"""

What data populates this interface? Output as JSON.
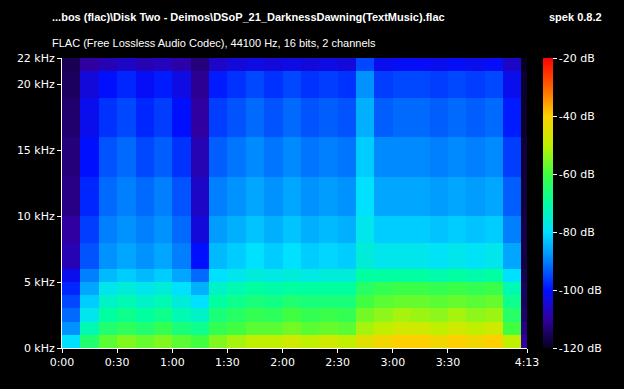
{
  "chart_data": {
    "type": "heatmap",
    "title": "...bos (flac)\\Disk Two - Deimos\\DSoP_21_DarknessDawning(TextMusic).flac",
    "subtitle": "FLAC (Free Lossless Audio Codec), 44100 Hz, 16 bits, 2 channels",
    "annotations": [
      "spek 0.8.2"
    ],
    "x_bins": [
      0,
      10,
      20,
      30,
      40,
      50,
      60,
      70,
      80,
      90,
      100,
      110,
      120,
      130,
      140,
      150,
      160,
      170,
      180,
      190,
      200,
      210,
      220,
      230,
      240,
      250,
      253
    ],
    "y_bins": [
      0,
      1,
      2,
      3,
      4,
      5,
      6,
      8,
      10,
      13,
      16,
      19,
      21,
      22
    ],
    "cells": [
      [
        -80,
        -65,
        -58,
        -55,
        -57,
        -55,
        -58,
        -60,
        -55,
        -52,
        -50,
        -50,
        -48,
        -50,
        -48,
        -50,
        -45,
        -42,
        -40,
        -40,
        -42,
        -40,
        -42,
        -40,
        -50,
        -110
      ],
      [
        -88,
        -72,
        -65,
        -63,
        -65,
        -62,
        -66,
        -68,
        -62,
        -60,
        -58,
        -58,
        -56,
        -58,
        -57,
        -58,
        -52,
        -50,
        -48,
        -48,
        -50,
        -48,
        -50,
        -48,
        -60,
        -112
      ],
      [
        -92,
        -78,
        -70,
        -68,
        -70,
        -68,
        -72,
        -74,
        -66,
        -64,
        -62,
        -63,
        -60,
        -62,
        -61,
        -62,
        -56,
        -54,
        -52,
        -53,
        -54,
        -52,
        -54,
        -53,
        -64,
        -114
      ],
      [
        -95,
        -82,
        -74,
        -72,
        -74,
        -72,
        -76,
        -80,
        -70,
        -68,
        -66,
        -67,
        -65,
        -66,
        -66,
        -66,
        -60,
        -58,
        -57,
        -57,
        -58,
        -57,
        -58,
        -57,
        -68,
        -115
      ],
      [
        -98,
        -86,
        -78,
        -76,
        -78,
        -76,
        -80,
        -85,
        -74,
        -72,
        -70,
        -71,
        -70,
        -70,
        -70,
        -70,
        -64,
        -62,
        -61,
        -61,
        -62,
        -61,
        -62,
        -61,
        -72,
        -115
      ],
      [
        -102,
        -90,
        -84,
        -82,
        -84,
        -82,
        -86,
        -92,
        -80,
        -78,
        -76,
        -77,
        -76,
        -77,
        -76,
        -76,
        -70,
        -70,
        -70,
        -70,
        -71,
        -70,
        -71,
        -70,
        -80,
        -116
      ],
      [
        -108,
        -94,
        -88,
        -86,
        -88,
        -86,
        -90,
        -100,
        -84,
        -82,
        -80,
        -82,
        -80,
        -82,
        -81,
        -82,
        -76,
        -78,
        -78,
        -78,
        -79,
        -78,
        -79,
        -78,
        -86,
        -117
      ],
      [
        -110,
        -96,
        -90,
        -88,
        -90,
        -88,
        -92,
        -104,
        -87,
        -85,
        -83,
        -85,
        -83,
        -85,
        -84,
        -85,
        -78,
        -82,
        -82,
        -82,
        -83,
        -82,
        -83,
        -82,
        -90,
        -117
      ],
      [
        -112,
        -98,
        -92,
        -90,
        -92,
        -90,
        -94,
        -106,
        -90,
        -88,
        -86,
        -88,
        -86,
        -88,
        -87,
        -88,
        -80,
        -86,
        -86,
        -86,
        -87,
        -86,
        -87,
        -86,
        -93,
        -118
      ],
      [
        -113,
        -100,
        -94,
        -92,
        -95,
        -93,
        -97,
        -108,
        -93,
        -91,
        -89,
        -91,
        -89,
        -91,
        -90,
        -91,
        -82,
        -89,
        -89,
        -89,
        -90,
        -89,
        -90,
        -89,
        -96,
        -118
      ],
      [
        -114,
        -102,
        -97,
        -95,
        -98,
        -96,
        -100,
        -110,
        -96,
        -94,
        -92,
        -94,
        -92,
        -94,
        -93,
        -94,
        -85,
        -93,
        -92,
        -92,
        -93,
        -92,
        -93,
        -92,
        -99,
        -119
      ],
      [
        -115,
        -104,
        -100,
        -98,
        -101,
        -99,
        -103,
        -111,
        -99,
        -97,
        -95,
        -97,
        -95,
        -97,
        -96,
        -97,
        -88,
        -96,
        -95,
        -95,
        -96,
        -95,
        -96,
        -95,
        -102,
        -119
      ],
      [
        -116,
        -110,
        -108,
        -106,
        -108,
        -107,
        -109,
        -113,
        -106,
        -104,
        -103,
        -104,
        -103,
        -104,
        -103,
        -104,
        -95,
        -102,
        -101,
        -101,
        -102,
        -101,
        -102,
        -101,
        -106,
        -120
      ]
    ],
    "xlim": [
      0,
      253
    ],
    "xticks": [
      {
        "value": 0,
        "label": "0:00"
      },
      {
        "value": 30,
        "label": "0:30"
      },
      {
        "value": 60,
        "label": "1:00"
      },
      {
        "value": 90,
        "label": "1:30"
      },
      {
        "value": 120,
        "label": "2:00"
      },
      {
        "value": 150,
        "label": "2:30"
      },
      {
        "value": 180,
        "label": "3:00"
      },
      {
        "value": 210,
        "label": "3:30"
      },
      {
        "value": 253,
        "label": "4:13"
      }
    ],
    "ylim": [
      0,
      22
    ],
    "yticks": [
      {
        "value": 0,
        "label": "0 kHz"
      },
      {
        "value": 5,
        "label": "5 kHz"
      },
      {
        "value": 10,
        "label": "10 kHz"
      },
      {
        "value": 15,
        "label": "15 kHz"
      },
      {
        "value": 20,
        "label": "20 kHz"
      },
      {
        "value": 22,
        "label": "22 kHz"
      }
    ],
    "colorbar_range": [
      -120,
      -20
    ],
    "colorbar_ticks": [
      {
        "value": -20,
        "label": "-20 dB"
      },
      {
        "value": -40,
        "label": "-40 dB"
      },
      {
        "value": -60,
        "label": "-60 dB"
      },
      {
        "value": -80,
        "label": "-80 dB"
      },
      {
        "value": -100,
        "label": "-100 dB"
      },
      {
        "value": -120,
        "label": "-120 dB"
      }
    ],
    "grid": false
  }
}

"""

**Set task:** What you return should match the records above word for word, minus the pictures.

**Written response:**
What data populates this interface? Output as JSON.
{
  "chart_data": {
    "type": "heatmap",
    "title": "...bos (flac)\\Disk Two - Deimos\\DSoP_21_DarknessDawning(TextMusic).flac",
    "subtitle": "FLAC (Free Lossless Audio Codec), 44100 Hz, 16 bits, 2 channels",
    "annotations": [
      "spek 0.8.2"
    ],
    "x_bins": [
      0,
      10,
      20,
      30,
      40,
      50,
      60,
      70,
      80,
      90,
      100,
      110,
      120,
      130,
      140,
      150,
      160,
      170,
      180,
      190,
      200,
      210,
      220,
      230,
      240,
      250,
      253
    ],
    "y_bins": [
      0,
      1,
      2,
      3,
      4,
      5,
      6,
      8,
      10,
      13,
      16,
      19,
      21,
      22
    ],
    "cells": [
      [
        -80,
        -65,
        -58,
        -55,
        -57,
        -55,
        -58,
        -60,
        -55,
        -52,
        -50,
        -50,
        -48,
        -50,
        -48,
        -50,
        -45,
        -42,
        -40,
        -40,
        -42,
        -40,
        -42,
        -40,
        -50,
        -110
      ],
      [
        -88,
        -72,
        -65,
        -63,
        -65,
        -62,
        -66,
        -68,
        -62,
        -60,
        -58,
        -58,
        -56,
        -58,
        -57,
        -58,
        -52,
        -50,
        -48,
        -48,
        -50,
        -48,
        -50,
        -48,
        -60,
        -112
      ],
      [
        -92,
        -78,
        -70,
        -68,
        -70,
        -68,
        -72,
        -74,
        -66,
        -64,
        -62,
        -63,
        -60,
        -62,
        -61,
        -62,
        -56,
        -54,
        -52,
        -53,
        -54,
        -52,
        -54,
        -53,
        -64,
        -114
      ],
      [
        -95,
        -82,
        -74,
        -72,
        -74,
        -72,
        -76,
        -80,
        -70,
        -68,
        -66,
        -67,
        -65,
        -66,
        -66,
        -66,
        -60,
        -58,
        -57,
        -57,
        -58,
        -57,
        -58,
        -57,
        -68,
        -115
      ],
      [
        -98,
        -86,
        -78,
        -76,
        -78,
        -76,
        -80,
        -85,
        -74,
        -72,
        -70,
        -71,
        -70,
        -70,
        -70,
        -70,
        -64,
        -62,
        -61,
        -61,
        -62,
        -61,
        -62,
        -61,
        -72,
        -115
      ],
      [
        -102,
        -90,
        -84,
        -82,
        -84,
        -82,
        -86,
        -92,
        -80,
        -78,
        -76,
        -77,
        -76,
        -77,
        -76,
        -76,
        -70,
        -70,
        -70,
        -70,
        -71,
        -70,
        -71,
        -70,
        -80,
        -116
      ],
      [
        -108,
        -94,
        -88,
        -86,
        -88,
        -86,
        -90,
        -100,
        -84,
        -82,
        -80,
        -82,
        -80,
        -82,
        -81,
        -82,
        -76,
        -78,
        -78,
        -78,
        -79,
        -78,
        -79,
        -78,
        -86,
        -117
      ],
      [
        -110,
        -96,
        -90,
        -88,
        -90,
        -88,
        -92,
        -104,
        -87,
        -85,
        -83,
        -85,
        -83,
        -85,
        -84,
        -85,
        -78,
        -82,
        -82,
        -82,
        -83,
        -82,
        -83,
        -82,
        -90,
        -117
      ],
      [
        -112,
        -98,
        -92,
        -90,
        -92,
        -90,
        -94,
        -106,
        -90,
        -88,
        -86,
        -88,
        -86,
        -88,
        -87,
        -88,
        -80,
        -86,
        -86,
        -86,
        -87,
        -86,
        -87,
        -86,
        -93,
        -118
      ],
      [
        -113,
        -100,
        -94,
        -92,
        -95,
        -93,
        -97,
        -108,
        -93,
        -91,
        -89,
        -91,
        -89,
        -91,
        -90,
        -91,
        -82,
        -89,
        -89,
        -89,
        -90,
        -89,
        -90,
        -89,
        -96,
        -118
      ],
      [
        -114,
        -102,
        -97,
        -95,
        -98,
        -96,
        -100,
        -110,
        -96,
        -94,
        -92,
        -94,
        -92,
        -94,
        -93,
        -94,
        -85,
        -93,
        -92,
        -92,
        -93,
        -92,
        -93,
        -92,
        -99,
        -119
      ],
      [
        -115,
        -104,
        -100,
        -98,
        -101,
        -99,
        -103,
        -111,
        -99,
        -97,
        -95,
        -97,
        -95,
        -97,
        -96,
        -97,
        -88,
        -96,
        -95,
        -95,
        -96,
        -95,
        -96,
        -95,
        -102,
        -119
      ],
      [
        -116,
        -110,
        -108,
        -106,
        -108,
        -107,
        -109,
        -113,
        -106,
        -104,
        -103,
        -104,
        -103,
        -104,
        -103,
        -104,
        -95,
        -102,
        -101,
        -101,
        -102,
        -101,
        -102,
        -101,
        -106,
        -120
      ]
    ],
    "xlim": [
      0,
      253
    ],
    "xticks": [
      {
        "value": 0,
        "label": "0:00"
      },
      {
        "value": 30,
        "label": "0:30"
      },
      {
        "value": 60,
        "label": "1:00"
      },
      {
        "value": 90,
        "label": "1:30"
      },
      {
        "value": 120,
        "label": "2:00"
      },
      {
        "value": 150,
        "label": "2:30"
      },
      {
        "value": 180,
        "label": "3:00"
      },
      {
        "value": 210,
        "label": "3:30"
      },
      {
        "value": 253,
        "label": "4:13"
      }
    ],
    "ylim": [
      0,
      22
    ],
    "yticks": [
      {
        "value": 0,
        "label": "0 kHz"
      },
      {
        "value": 5,
        "label": "5 kHz"
      },
      {
        "value": 10,
        "label": "10 kHz"
      },
      {
        "value": 15,
        "label": "15 kHz"
      },
      {
        "value": 20,
        "label": "20 kHz"
      },
      {
        "value": 22,
        "label": "22 kHz"
      }
    ],
    "colorbar_range": [
      -120,
      -20
    ],
    "colorbar_ticks": [
      {
        "value": -20,
        "label": "-20 dB"
      },
      {
        "value": -40,
        "label": "-40 dB"
      },
      {
        "value": -60,
        "label": "-60 dB"
      },
      {
        "value": -80,
        "label": "-80 dB"
      },
      {
        "value": -100,
        "label": "-100 dB"
      },
      {
        "value": -120,
        "label": "-120 dB"
      }
    ],
    "grid": false
  }
}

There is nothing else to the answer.